Exercise directions>
Present each line of the entries below that holds the word "callback".

Given records>

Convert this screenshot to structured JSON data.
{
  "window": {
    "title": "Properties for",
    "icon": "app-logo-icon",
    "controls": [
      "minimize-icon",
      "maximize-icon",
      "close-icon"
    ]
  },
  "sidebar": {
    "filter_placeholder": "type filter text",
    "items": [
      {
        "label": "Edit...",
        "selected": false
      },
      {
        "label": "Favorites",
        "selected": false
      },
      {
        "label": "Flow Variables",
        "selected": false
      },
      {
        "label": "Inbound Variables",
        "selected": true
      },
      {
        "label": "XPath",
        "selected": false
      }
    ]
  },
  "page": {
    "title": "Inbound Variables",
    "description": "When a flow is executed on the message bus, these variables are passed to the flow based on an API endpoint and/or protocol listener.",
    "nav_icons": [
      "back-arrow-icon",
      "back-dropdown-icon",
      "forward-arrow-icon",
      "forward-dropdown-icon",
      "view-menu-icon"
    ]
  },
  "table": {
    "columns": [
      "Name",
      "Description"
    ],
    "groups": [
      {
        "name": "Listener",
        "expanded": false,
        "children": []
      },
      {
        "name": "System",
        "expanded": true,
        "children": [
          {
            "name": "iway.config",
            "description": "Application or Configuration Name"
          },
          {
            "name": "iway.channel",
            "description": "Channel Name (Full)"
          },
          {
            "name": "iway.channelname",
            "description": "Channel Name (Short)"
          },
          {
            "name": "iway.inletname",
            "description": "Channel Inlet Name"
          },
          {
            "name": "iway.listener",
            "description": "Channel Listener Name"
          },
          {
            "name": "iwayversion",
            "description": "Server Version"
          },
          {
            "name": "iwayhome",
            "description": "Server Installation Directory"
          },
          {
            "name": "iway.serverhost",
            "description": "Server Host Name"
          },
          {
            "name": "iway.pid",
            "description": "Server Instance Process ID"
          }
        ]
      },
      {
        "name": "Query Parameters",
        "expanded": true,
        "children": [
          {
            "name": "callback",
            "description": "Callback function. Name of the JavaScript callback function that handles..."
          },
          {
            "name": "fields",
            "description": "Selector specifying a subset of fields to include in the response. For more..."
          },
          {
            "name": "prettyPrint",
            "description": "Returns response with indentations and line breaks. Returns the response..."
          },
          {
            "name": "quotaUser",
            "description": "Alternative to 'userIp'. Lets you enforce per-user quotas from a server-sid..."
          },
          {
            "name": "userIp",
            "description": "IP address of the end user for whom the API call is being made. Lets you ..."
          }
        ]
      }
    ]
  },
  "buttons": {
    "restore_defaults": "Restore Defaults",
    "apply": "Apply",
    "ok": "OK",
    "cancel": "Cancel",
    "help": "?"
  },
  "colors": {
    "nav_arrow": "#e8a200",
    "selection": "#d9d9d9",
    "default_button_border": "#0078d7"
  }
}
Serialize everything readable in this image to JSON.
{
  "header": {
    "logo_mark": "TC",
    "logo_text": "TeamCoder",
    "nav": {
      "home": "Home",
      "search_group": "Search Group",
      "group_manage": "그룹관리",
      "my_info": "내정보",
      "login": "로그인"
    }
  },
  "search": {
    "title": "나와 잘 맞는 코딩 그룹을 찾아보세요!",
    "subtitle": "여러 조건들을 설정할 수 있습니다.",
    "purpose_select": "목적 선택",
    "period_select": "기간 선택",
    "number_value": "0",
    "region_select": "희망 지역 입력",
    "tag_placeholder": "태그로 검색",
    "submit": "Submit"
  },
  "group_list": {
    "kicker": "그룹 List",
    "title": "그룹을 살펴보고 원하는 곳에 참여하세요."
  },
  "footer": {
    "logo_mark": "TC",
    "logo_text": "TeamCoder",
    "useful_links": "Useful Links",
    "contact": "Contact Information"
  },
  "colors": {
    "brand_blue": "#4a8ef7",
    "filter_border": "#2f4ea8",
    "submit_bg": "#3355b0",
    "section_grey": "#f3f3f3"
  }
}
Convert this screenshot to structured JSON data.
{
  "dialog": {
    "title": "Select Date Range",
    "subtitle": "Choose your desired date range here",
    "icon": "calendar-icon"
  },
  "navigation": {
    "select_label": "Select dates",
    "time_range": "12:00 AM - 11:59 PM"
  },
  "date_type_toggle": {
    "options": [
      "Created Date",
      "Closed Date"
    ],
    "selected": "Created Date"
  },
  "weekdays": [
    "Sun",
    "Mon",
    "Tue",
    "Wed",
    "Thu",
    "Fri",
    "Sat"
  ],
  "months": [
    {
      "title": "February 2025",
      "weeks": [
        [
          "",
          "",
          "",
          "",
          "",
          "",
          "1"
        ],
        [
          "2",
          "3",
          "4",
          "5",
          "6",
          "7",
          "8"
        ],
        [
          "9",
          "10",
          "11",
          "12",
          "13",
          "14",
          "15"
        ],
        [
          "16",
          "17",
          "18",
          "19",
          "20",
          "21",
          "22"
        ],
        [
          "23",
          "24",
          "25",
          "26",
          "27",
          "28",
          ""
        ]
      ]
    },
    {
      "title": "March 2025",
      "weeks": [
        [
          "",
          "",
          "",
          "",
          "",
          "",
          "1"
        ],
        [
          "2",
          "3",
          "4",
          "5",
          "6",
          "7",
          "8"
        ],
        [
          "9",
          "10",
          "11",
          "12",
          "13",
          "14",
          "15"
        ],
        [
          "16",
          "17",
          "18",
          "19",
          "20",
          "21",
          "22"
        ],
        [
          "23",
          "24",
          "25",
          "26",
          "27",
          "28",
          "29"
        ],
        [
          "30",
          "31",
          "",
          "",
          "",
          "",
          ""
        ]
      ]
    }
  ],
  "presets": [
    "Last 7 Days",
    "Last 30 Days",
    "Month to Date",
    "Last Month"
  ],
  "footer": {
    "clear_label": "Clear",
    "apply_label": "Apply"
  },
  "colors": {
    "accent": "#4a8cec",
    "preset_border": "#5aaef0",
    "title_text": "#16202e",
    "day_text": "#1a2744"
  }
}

Task response>
            "name": "callback",
            "description": "Callback function. Name of the JavaScript callback function that handles..."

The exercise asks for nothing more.